- _RAW RECORDS_:

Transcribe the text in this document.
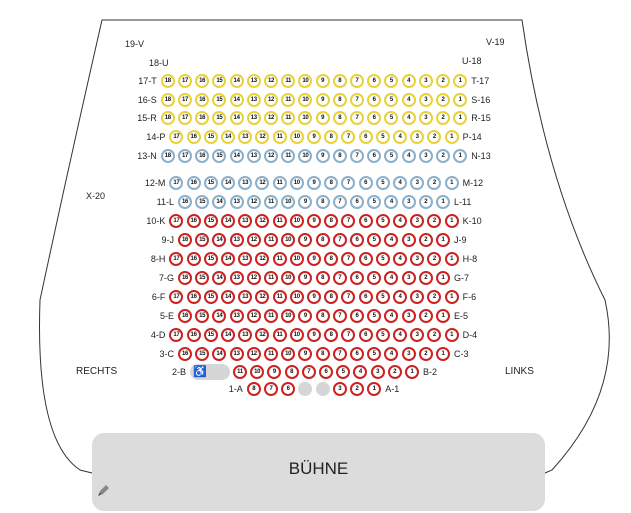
19-V	V-19
18-U	U-18
X-20
RECHTS	LINKS
17-T	T-17
18	17	16	15	14	13	12	11	10	9	8	7	6	5	4	3	2	1
16-S	S-16
18	17	16	15	14	13	12	11	10	9	8	7	6	5	4	3	2	1
15-R	R-15
18	17	16	15	14	13	12	11	10	9	8	7	6	5	4	3	2	1
14-P	P-14
17	16	15	14	13	12	11	10	9	8	7	6	5	4	3	2	1
13-N	N-13
18	17	16	15	14	13	12	11	10	9	8	7	6	5	4	3	2	1
12-M	M-12
17	16	15	14	13	12	11	10	9	8	7	6	5	4	3	2	1
11-L	L-11
16	15	14	13	12	11	10	9	8	7	6	5	4	3	2	1
10-K	K-10
17	16	15	14	13	12	11	10	9	8	7	6	5	4	3	2	1
9-J	J-9
16	15	14	13	12	11	10	9	8	7	6	5	4	3	2	1
8-H	H-8
17	16	15	14	13	12	11	10	9	8	7	6	5	4	3	2	1
7-G	G-7
16	15	14	13	12	11	10	9	8	7	6	5	4	3	2	1
6-F	F-6
17	16	15	14	13	12	11	10	9	8	7	6	5	4	3	2	1
5-E	E-5
16	15	14	13	12	11	10	9	8	7	6	5	4	3	2	1
4-D	D-4
17	16	15	14	13	12	11	10	9	8	7	6	5	4	3	2	1
3-C	C-3
16	15	14	13	12	11	10	9	8	7	6	5	4	3	2	1
♿
2-B	B-2
11	10	9	8	7	6	5	4	3	2	1
1-A	A-1
8	7	6	3	2	1
BÜHNE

- _WHAT IS NEEDED_:
All entries are to be retyped exactly. Omit any embedded images.

- _WRITTEN SOLUTION_:
Transcribe the text in this document.
19-V	V-19
18-U	U-18
X-20
RECHTS	LINKS
17-T	T-17
18	17	16	15	14	13	12	11	10	9	8	7	6	5	4	3	2	1
16-S	S-16
18	17	16	15	14	13	12	11	10	9	8	7	6	5	4	3	2	1
15-R	R-15
18	17	16	15	14	13	12	11	10	9	8	7	6	5	4	3	2	1
14-P	P-14
17	16	15	14	13	12	11	10	9	8	7	6	5	4	3	2	1
13-N	N-13
18	17	16	15	14	13	12	11	10	9	8	7	6	5	4	3	2	1
12-M	M-12
17	16	15	14	13	12	11	10	9	8	7	6	5	4	3	2	1
11-L	L-11
16	15	14	13	12	11	10	9	8	7	6	5	4	3	2	1
10-K	K-10
17	16	15	14	13	12	11	10	9	8	7	6	5	4	3	2	1
9-J	J-9
16	15	14	13	12	11	10	9	8	7	6	5	4	3	2	1
8-H	H-8
17	16	15	14	13	12	11	10	9	8	7	6	5	4	3	2	1
7-G	G-7
16	15	14	13	12	11	10	9	8	7	6	5	4	3	2	1
6-F	F-6
17	16	15	14	13	12	11	10	9	8	7	6	5	4	3	2	1
5-E	E-5
16	15	14	13	12	11	10	9	8	7	6	5	4	3	2	1
4-D	D-4
17	16	15	14	13	12	11	10	9	8	7	6	5	4	3	2	1
3-C	C-3
16	15	14	13	12	11	10	9	8	7	6	5	4	3	2	1
♿
2-B	B-2
11	10	9	8	7	6	5	4	3	2	1
1-A	A-1
8	7	6	3	2	1
BÜHNE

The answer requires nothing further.